**TO DO:**
Convert the lines from the start of the material through the line containing "procedure-intro: Press the" into a JSON list of strings, one string per line, leaving out blank lines.

:: RECORDS FOR PROCESSING ::

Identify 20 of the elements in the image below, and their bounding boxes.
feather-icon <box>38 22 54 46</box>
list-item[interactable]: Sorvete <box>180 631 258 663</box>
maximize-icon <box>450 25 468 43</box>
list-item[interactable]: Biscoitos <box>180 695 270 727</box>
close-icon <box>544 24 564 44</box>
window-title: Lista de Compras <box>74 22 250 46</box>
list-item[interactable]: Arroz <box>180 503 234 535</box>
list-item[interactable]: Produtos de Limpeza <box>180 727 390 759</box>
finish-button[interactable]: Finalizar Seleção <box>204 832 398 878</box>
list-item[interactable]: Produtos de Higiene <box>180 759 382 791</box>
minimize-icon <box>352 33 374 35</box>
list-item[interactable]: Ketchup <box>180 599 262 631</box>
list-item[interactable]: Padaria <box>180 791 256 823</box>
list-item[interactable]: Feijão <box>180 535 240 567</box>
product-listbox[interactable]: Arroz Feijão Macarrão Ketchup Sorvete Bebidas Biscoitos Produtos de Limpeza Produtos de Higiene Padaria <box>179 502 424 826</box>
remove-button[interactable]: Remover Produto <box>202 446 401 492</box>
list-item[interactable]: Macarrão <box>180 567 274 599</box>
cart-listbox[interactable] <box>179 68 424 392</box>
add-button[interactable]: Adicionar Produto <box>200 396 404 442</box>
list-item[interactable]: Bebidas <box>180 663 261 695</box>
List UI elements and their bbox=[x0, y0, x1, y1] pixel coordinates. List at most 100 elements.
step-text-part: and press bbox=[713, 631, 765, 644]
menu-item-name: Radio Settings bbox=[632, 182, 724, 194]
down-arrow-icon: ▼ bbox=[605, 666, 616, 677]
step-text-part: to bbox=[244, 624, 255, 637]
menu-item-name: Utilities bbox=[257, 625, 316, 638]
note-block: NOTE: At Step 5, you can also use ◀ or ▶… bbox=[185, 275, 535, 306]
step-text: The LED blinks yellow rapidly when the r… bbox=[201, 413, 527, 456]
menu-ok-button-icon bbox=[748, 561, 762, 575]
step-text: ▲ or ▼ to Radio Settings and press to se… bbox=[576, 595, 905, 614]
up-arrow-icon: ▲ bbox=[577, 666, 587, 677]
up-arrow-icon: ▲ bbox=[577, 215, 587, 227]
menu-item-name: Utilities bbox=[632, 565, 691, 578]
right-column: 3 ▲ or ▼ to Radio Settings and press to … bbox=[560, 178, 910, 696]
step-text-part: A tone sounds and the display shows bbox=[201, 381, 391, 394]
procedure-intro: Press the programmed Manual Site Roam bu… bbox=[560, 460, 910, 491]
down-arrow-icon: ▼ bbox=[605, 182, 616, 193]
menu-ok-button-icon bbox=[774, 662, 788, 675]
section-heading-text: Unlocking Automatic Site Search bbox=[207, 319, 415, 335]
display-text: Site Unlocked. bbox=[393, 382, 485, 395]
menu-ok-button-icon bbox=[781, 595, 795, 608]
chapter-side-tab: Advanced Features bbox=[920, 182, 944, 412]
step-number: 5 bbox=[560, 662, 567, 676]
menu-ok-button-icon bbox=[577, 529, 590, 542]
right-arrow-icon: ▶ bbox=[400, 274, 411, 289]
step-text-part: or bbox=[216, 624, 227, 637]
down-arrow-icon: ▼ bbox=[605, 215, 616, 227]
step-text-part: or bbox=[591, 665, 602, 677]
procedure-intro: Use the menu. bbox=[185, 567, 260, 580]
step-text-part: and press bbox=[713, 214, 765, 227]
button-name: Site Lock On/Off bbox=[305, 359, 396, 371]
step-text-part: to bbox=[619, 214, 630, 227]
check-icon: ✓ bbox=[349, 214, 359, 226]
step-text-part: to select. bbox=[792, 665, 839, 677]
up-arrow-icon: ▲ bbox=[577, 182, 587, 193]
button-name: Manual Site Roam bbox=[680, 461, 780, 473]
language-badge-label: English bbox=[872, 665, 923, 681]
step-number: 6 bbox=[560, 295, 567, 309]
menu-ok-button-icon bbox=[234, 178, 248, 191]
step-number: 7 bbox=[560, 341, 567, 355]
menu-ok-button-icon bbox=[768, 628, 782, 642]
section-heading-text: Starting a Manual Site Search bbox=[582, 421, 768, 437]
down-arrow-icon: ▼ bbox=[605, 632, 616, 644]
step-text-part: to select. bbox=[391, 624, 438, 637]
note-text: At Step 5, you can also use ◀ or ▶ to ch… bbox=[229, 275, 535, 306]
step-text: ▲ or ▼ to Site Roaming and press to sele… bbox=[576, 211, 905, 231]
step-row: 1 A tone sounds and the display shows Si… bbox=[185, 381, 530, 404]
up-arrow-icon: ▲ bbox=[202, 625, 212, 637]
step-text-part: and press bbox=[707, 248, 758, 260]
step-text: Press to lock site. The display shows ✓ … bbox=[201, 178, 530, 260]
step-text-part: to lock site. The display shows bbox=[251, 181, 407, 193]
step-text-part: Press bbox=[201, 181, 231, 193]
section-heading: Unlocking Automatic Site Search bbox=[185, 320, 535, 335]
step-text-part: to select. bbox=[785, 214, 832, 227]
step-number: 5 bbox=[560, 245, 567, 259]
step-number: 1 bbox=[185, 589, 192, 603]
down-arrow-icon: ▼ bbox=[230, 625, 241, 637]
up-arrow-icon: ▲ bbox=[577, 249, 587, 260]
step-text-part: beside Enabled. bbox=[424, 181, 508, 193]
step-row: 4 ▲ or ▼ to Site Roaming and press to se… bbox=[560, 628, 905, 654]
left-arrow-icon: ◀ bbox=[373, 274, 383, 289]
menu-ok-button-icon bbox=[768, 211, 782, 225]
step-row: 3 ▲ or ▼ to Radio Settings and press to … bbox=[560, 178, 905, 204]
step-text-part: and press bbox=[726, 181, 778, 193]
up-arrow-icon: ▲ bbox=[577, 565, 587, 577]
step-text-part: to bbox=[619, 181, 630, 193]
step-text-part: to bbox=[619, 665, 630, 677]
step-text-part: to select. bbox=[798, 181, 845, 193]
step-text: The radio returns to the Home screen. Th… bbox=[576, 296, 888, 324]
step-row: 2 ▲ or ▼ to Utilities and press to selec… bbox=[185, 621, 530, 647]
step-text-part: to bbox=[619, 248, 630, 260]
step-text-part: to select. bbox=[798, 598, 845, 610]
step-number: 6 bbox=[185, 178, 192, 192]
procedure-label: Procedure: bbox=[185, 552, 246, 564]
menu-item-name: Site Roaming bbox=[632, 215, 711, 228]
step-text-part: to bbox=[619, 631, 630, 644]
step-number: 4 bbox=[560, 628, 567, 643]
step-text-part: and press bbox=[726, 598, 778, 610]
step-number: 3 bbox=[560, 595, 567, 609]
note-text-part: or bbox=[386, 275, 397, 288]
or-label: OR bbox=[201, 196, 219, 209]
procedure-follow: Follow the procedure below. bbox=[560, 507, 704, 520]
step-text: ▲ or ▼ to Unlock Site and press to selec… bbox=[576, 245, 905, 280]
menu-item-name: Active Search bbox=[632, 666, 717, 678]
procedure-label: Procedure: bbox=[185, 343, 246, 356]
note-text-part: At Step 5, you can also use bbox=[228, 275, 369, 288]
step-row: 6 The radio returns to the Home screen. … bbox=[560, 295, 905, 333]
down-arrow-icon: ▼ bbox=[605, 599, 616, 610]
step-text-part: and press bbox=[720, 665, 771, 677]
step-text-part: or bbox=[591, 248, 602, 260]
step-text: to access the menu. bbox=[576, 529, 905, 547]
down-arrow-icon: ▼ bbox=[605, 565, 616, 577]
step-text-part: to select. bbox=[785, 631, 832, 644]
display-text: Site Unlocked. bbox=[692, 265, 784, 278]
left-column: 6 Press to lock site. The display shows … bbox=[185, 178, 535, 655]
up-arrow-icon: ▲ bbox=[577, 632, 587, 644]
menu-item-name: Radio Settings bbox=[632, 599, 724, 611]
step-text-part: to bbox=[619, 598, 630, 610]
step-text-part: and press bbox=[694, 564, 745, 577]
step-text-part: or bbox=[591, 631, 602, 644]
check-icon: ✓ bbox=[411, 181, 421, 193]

:::

**THE RESPONSE:**
[
  "Identify 20 of the elements in the image below, and their bounding boxes.",
  "feather-icon <box>38 22 54 46</box>",
  "list-item[interactable]: Sorvete <box>180 631 258 663</box>",
  "maximize-icon <box>450 25 468 43</box>",
  "list-item[interactable]: Biscoitos <box>180 695 270 727</box>",
  "close-icon <box>544 24 564 44</box>",
  "window-title: Lista de Compras <box>74 22 250 46</box>",
  "list-item[interactable]: Arroz <box>180 503 234 535</box>",
  "list-item[interactable]: Produtos de Limpeza <box>180 727 390 759</box>",
  "finish-button[interactable]: Finalizar Seleção <box>204 832 398 878</box>",
  "list-item[interactable]: Produtos de Higiene <box>180 759 382 791</box>",
  "minimize-icon <box>352 33 374 35</box>",
  "list-item[interactable]: Ketchup <box>180 599 262 631</box>",
  "list-item[interactable]: Padaria <box>180 791 256 823</box>",
  "list-item[interactable]: Feijão <box>180 535 240 567</box>",
  "product-listbox[interactable]: Arroz Feijão Macarrão Ketchup Sorvete Bebidas Biscoitos Produtos de Limpeza Produtos de Higiene Padaria <box>179 502 424 826</box>",
  "remove-button[interactable]: Remover Produto <box>202 446 401 492</box>",
  "list-item[interactable]: Macarrão <box>180 567 274 599</box>",
  "cart-listbox[interactable] <box>179 68 424 392</box>",
  "add-button[interactable]: Adicionar Produto <box>200 396 404 442</box>",
  "list-item[interactable]: Bebidas <box>180 663 261 695</box>",
  "List UI elements and their bbox=[x0, y0, x1, y1] pixel coordinates. List at most 100 elements.",
  "step-text-part: and press bbox=[713, 631, 765, 644]",
  "menu-item-name: Radio Settings bbox=[632, 182, 724, 194]",
  "down-arrow-icon: ▼ bbox=[605, 666, 616, 677]",
  "step-text-part: to bbox=[244, 624, 255, 637]",
  "menu-item-name: Utilities bbox=[257, 625, 316, 638]",
  "note-block: NOTE: At Step 5, you can also use ◀ or ▶… bbox=[185, 275, 535, 306]",
  "step-text: The LED blinks yellow rapidly when the r… bbox=[201, 413, 527, 456]",
  "menu-ok-button-icon bbox=[748, 561, 762, 575]",
  "step-text: ▲ or ▼ to Radio Settings and press to se… bbox=[576, 595, 905, 614]",
  "up-arrow-icon: ▲ bbox=[577, 666, 587, 677]",
  "up-arrow-icon: ▲ bbox=[577, 215, 587, 227]",
  "menu-item-name: Utilities bbox=[632, 565, 691, 578]",
  "right-column: 3 ▲ or ▼ to Radio Settings and press to … bbox=[560, 178, 910, 696]",
  "step-text-part: A tone sounds and the display shows bbox=[201, 381, 391, 394]",
  "procedure-intro: Press the programmed Manual Site Roam bu… bbox=[560, 460, 910, 491]"
]